> _Text passage_
○ ○ ○ ○ ○

Hacker News new | ask | show | jobs
by markus_zhang 2101 days ago
I'm wondering what you guys think about columnar databases and wide tables.

We use Vertica and from senior colleagues and even Vertica developers I got the impression that big wide tables are good because it eliminates the needs of join. Thus we don't use star schema and just wide tables.

However I think data modelling is also about embedding proper business logic and it would be a lot more confusing if two unrelated columns are stuffed in the same table.

For example let's say my event based game has a base for each player and he can do a lot of things in his base. If we use a wide table then we wilk see columns related to factory building side by side with pig feeding, and because each small feature has some unique columns, a lot of those columns are NULL simply because this event json doesn't even have th fields.

I'm wondering if we should use Vertica for a transactional type table and then use say sql server for dwh and build more traditional data modelling. But this could be awfully wrong maybe...

2 comments

A few comments based on lots and lots of experience:

- Wide tables in columnar DBs can make some analytics queries easier to write and sometimes more performant.

- Wide tables can come at high storage cost and make other queries less performant (like SELECT *)

- How much of these things happen is extremely DB dependent. How does the DB's underlying storage mechanism work? How is the data partitioned and distributed? How sophisticated and storage-aware is the query planner? How large is your data? How fast is your data growing? How fast do you need a new data point to be reflected in your dashboard?

There's no free lunch when it comes to this stuff. A perfect solution doesn't exist, but the technology is getting better all the time. I've personally never used sql server as a data warehouse but plenty of folks do.

The stuff I use that I recommend very highly - Snowflake, TimescaleDB, vanilla Postgres. Also, use dbt.

○ ○ ○ ○ ○

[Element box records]
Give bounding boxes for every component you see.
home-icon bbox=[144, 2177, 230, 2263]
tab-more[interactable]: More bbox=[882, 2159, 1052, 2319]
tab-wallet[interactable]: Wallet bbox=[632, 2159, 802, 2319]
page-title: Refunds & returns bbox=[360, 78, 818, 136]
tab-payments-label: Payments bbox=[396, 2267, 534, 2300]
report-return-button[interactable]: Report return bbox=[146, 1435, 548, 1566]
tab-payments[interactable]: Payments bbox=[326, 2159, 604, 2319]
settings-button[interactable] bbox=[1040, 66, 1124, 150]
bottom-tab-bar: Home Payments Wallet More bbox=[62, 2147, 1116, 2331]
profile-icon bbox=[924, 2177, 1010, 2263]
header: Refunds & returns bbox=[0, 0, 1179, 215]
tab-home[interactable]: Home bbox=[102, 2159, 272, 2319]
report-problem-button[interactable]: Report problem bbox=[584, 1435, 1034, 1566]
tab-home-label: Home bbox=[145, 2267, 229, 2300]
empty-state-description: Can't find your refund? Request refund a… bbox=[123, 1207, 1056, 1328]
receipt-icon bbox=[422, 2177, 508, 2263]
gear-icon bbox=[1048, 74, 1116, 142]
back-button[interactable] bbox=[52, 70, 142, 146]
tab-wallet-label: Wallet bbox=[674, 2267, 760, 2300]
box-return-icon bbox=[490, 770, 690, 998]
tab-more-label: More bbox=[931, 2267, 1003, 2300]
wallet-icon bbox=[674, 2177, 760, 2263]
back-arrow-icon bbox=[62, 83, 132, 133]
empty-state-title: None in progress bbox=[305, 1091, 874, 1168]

○ ○ ○ ○ ○

> _What this exercise asks_
1) Set down the part of the wide-tables thread starting with "- Wide tables in" and going on through "(like SELECT *)", word for word.
2) In the wide-tables thread, which database does the poster's team use?
This data has nothing to do with the wide-tables thread.

> _Expected answers_
1)
- Wide tables in columnar DBs can make some analytics queries easier to write and sometimes more performant.

- Wide tables can come at high storage cost and make other queries less performant (like SELECT *)

2) Vertica.